* **Given instruction**
Send back the entries below exactly as they appear.
[start Given records]
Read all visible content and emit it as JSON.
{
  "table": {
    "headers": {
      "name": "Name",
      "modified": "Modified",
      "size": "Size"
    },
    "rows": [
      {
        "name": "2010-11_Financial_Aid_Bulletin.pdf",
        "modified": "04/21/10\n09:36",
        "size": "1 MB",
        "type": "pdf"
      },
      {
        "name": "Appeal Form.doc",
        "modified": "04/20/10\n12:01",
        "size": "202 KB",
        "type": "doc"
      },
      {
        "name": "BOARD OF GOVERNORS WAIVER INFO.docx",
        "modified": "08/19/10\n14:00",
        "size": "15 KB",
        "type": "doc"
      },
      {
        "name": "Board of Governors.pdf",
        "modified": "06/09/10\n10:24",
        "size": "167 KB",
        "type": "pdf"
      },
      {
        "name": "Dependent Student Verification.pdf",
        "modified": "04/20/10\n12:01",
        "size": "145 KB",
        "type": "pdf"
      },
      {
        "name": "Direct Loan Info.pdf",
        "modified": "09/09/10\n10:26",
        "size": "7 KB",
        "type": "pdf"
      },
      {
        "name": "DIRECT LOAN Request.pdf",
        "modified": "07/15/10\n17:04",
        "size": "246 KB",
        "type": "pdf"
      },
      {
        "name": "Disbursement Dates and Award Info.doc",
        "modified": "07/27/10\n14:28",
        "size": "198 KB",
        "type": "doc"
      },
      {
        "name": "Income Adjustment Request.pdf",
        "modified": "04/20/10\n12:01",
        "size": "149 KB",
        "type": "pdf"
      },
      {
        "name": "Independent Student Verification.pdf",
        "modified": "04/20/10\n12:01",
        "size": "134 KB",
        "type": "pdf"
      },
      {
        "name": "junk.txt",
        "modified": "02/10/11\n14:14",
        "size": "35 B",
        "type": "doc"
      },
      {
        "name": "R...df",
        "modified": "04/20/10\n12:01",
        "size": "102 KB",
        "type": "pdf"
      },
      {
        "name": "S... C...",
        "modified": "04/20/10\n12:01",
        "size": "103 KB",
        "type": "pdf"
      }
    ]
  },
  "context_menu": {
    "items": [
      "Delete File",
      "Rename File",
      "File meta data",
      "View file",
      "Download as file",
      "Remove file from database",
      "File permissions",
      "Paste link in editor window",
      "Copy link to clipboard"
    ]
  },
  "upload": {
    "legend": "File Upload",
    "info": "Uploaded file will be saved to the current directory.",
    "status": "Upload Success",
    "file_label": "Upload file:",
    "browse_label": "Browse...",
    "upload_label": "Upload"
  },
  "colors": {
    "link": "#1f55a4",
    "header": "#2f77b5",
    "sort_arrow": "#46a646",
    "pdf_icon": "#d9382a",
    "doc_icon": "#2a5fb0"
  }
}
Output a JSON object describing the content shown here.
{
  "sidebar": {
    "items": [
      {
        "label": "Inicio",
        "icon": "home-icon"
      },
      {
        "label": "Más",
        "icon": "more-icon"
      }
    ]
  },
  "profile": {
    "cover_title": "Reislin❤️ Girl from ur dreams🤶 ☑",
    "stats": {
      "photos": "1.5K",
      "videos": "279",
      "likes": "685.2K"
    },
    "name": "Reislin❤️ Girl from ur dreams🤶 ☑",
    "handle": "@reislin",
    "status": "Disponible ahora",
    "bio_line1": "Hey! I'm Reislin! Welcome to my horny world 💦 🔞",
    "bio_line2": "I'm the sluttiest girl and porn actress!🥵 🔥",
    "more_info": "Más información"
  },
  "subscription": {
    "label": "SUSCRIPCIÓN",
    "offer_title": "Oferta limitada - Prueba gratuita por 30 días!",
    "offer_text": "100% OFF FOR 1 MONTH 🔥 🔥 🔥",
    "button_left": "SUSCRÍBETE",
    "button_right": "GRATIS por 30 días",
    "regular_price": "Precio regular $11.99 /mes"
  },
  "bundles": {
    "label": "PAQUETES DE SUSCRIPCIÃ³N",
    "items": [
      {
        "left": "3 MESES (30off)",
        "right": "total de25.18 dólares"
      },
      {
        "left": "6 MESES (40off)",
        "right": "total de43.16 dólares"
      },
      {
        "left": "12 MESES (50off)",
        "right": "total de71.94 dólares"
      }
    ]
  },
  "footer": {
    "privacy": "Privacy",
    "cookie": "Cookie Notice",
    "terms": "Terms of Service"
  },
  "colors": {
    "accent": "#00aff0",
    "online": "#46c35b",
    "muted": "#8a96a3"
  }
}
[end Given records]
* **Worked solution**
Read all visible content and emit it as JSON.
{
  "table": {
    "headers": {
      "name": "Name",
      "modified": "Modified",
      "size": "Size"
    },
    "rows": [
      {
        "name": "2010-11_Financial_Aid_Bulletin.pdf",
        "modified": "04/21/10\n09:36",
        "size": "1 MB",
        "type": "pdf"
      },
      {
        "name": "Appeal Form.doc",
        "modified": "04/20/10\n12:01",
        "size": "202 KB",
        "type": "doc"
      },
      {
        "name": "BOARD OF GOVERNORS WAIVER INFO.docx",
        "modified": "08/19/10\n14:00",
        "size": "15 KB",
        "type": "doc"
      },
      {
        "name": "Board of Governors.pdf",
        "modified": "06/09/10\n10:24",
        "size": "167 KB",
        "type": "pdf"
      },
      {
        "name": "Dependent Student Verification.pdf",
        "modified": "04/20/10\n12:01",
        "size": "145 KB",
        "type": "pdf"
      },
      {
        "name": "Direct Loan Info.pdf",
        "modified": "09/09/10\n10:26",
        "size": "7 KB",
        "type": "pdf"
      },
      {
        "name": "DIRECT LOAN Request.pdf",
        "modified": "07/15/10\n17:04",
        "size": "246 KB",
        "type": "pdf"
      },
      {
        "name": "Disbursement Dates and Award Info.doc",
        "modified": "07/27/10\n14:28",
        "size": "198 KB",
        "type": "doc"
      },
      {
        "name": "Income Adjustment Request.pdf",
        "modified": "04/20/10\n12:01",
        "size": "149 KB",
        "type": "pdf"
      },
      {
        "name": "Independent Student Verification.pdf",
        "modified": "04/20/10\n12:01",
        "size": "134 KB",
        "type": "pdf"
      },
      {
        "name": "junk.txt",
        "modified": "02/10/11\n14:14",
        "size": "35 B",
        "type": "doc"
      },
      {
        "name": "R...df",
        "modified": "04/20/10\n12:01",
        "size": "102 KB",
        "type": "pdf"
      },
      {
        "name": "S... C...",
        "modified": "04/20/10\n12:01",
        "size": "103 KB",
        "type": "pdf"
      }
    ]
  },
  "context_menu": {
    "items": [
      "Delete File",
      "Rename File",
      "File meta data",
      "View file",
      "Download as file",
      "Remove file from database",
      "File permissions",
      "Paste link in editor window",
      "Copy link to clipboard"
    ]
  },
  "upload": {
    "legend": "File Upload",
    "info": "Uploaded file will be saved to the current directory.",
    "status": "Upload Success",
    "file_label": "Upload file:",
    "browse_label": "Browse...",
    "upload_label": "Upload"
  },
  "colors": {
    "link": "#1f55a4",
    "header": "#2f77b5",
    "sort_arrow": "#46a646",
    "pdf_icon": "#d9382a",
    "doc_icon": "#2a5fb0"
  }
}
Output a JSON object describing the content shown here.
{
  "sidebar": {
    "items": [
      {
        "label": "Inicio",
        "icon": "home-icon"
      },
      {
        "label": "Más",
        "icon": "more-icon"
      }
    ]
  },
  "profile": {
    "cover_title": "Reislin❤️ Girl from ur dreams🤶 ☑",
    "stats": {
      "photos": "1.5K",
      "videos": "279",
      "likes": "685.2K"
    },
    "name": "Reislin❤️ Girl from ur dreams🤶 ☑",
    "handle": "@reislin",
    "status": "Disponible ahora",
    "bio_line1": "Hey! I'm Reislin! Welcome to my horny world 💦 🔞",
    "bio_line2": "I'm the sluttiest girl and porn actress!🥵 🔥",
    "more_info": "Más información"
  },
  "subscription": {
    "label": "SUSCRIPCIÓN",
    "offer_title": "Oferta limitada - Prueba gratuita por 30 días!",
    "offer_text": "100% OFF FOR 1 MONTH 🔥 🔥 🔥",
    "button_left": "SUSCRÍBETE",
    "button_right": "GRATIS por 30 días",
    "regular_price": "Precio regular $11.99 /mes"
  },
  "bundles": {
    "label": "PAQUETES DE SUSCRIPCIÃ³N",
    "items": [
      {
        "left": "3 MESES (30off)",
        "right": "total de25.18 dólares"
      },
      {
        "left": "6 MESES (40off)",
        "right": "total de43.16 dólares"
      },
      {
        "left": "12 MESES (50off)",
        "right": "total de71.94 dólares"
      }
    ]
  },
  "footer": {
    "privacy": "Privacy",
    "cookie": "Cookie Notice",
    "terms": "Terms of Service"
  },
  "colors": {
    "accent": "#00aff0",
    "online": "#46c35b",
    "muted": "#8a96a3"
  }
}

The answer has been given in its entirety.